#### Material for this exercise:
☆ ☆ ☆

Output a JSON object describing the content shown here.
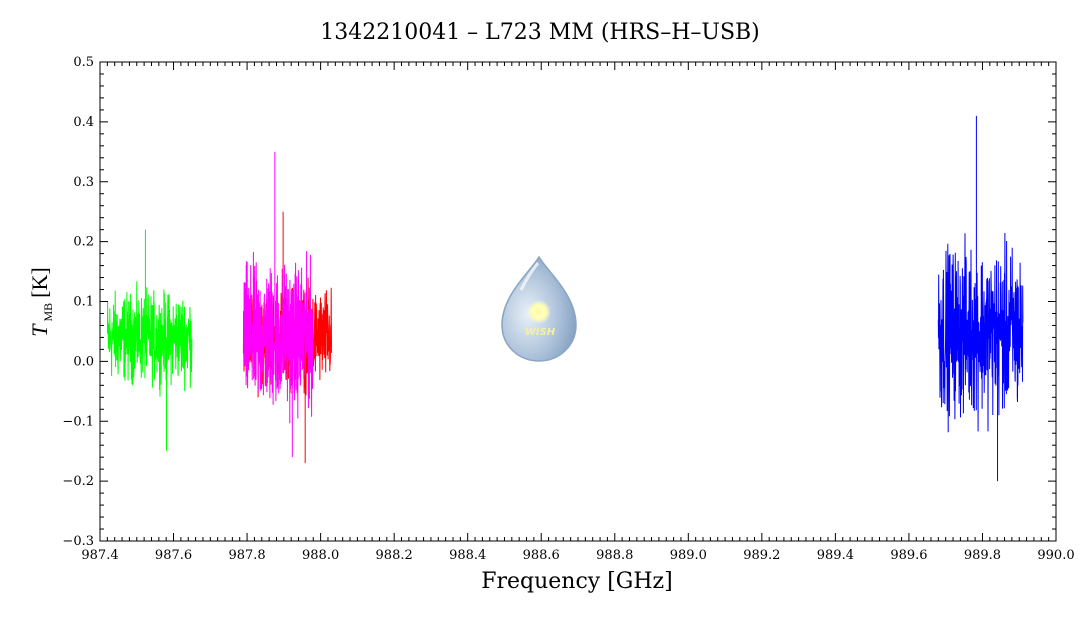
{
  "chart_data": {
    "type": "line",
    "title": "1342210041 – L723 MM (HRS–H–USB)",
    "xlabel": "Frequency [GHz]",
    "ylabel_main": "T",
    "ylabel_sub": "MB",
    "ylabel_unit": "[K]",
    "xlim": [
      987.4,
      990.0
    ],
    "ylim": [
      -0.3,
      0.5
    ],
    "x_ticks": [
      "987.4",
      "987.6",
      "987.8",
      "988.0",
      "988.2",
      "988.4",
      "988.6",
      "988.8",
      "989.0",
      "989.2",
      "989.4",
      "989.6",
      "989.8",
      "990.0"
    ],
    "y_ticks": [
      "−0.3",
      "−0.2",
      "−0.1",
      "0.0",
      "0.1",
      "0.2",
      "0.3",
      "0.4",
      "0.5"
    ],
    "grid": false,
    "series": [
      {
        "color": "#00ff00",
        "x_range": [
          987.42,
          987.65
        ],
        "mean": 0.04,
        "noise_range": [
          -0.15,
          0.22
        ]
      },
      {
        "color": "#ff0000",
        "x_range": [
          987.79,
          988.03
        ],
        "mean": 0.04,
        "noise_range": [
          -0.17,
          0.25
        ]
      },
      {
        "color": "#ff00ff",
        "x_range": [
          987.79,
          987.98
        ],
        "mean": 0.04,
        "noise_range": [
          -0.16,
          0.35
        ]
      },
      {
        "color": "#0000ff",
        "x_range": [
          989.68,
          989.91
        ],
        "mean": 0.05,
        "noise_range": [
          -0.2,
          0.41
        ]
      }
    ]
  },
  "logo": {
    "text": "WISH",
    "icon": "wish-droplet-logo"
  }
}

☆ ☆ ☆

#### Task details:
Which lines contain the word "color"? Copy each of them.

#### Task result:
        "color": "#00ff00",
        "color": "#ff0000",
        "color": "#ff00ff",
        "color": "#0000ff",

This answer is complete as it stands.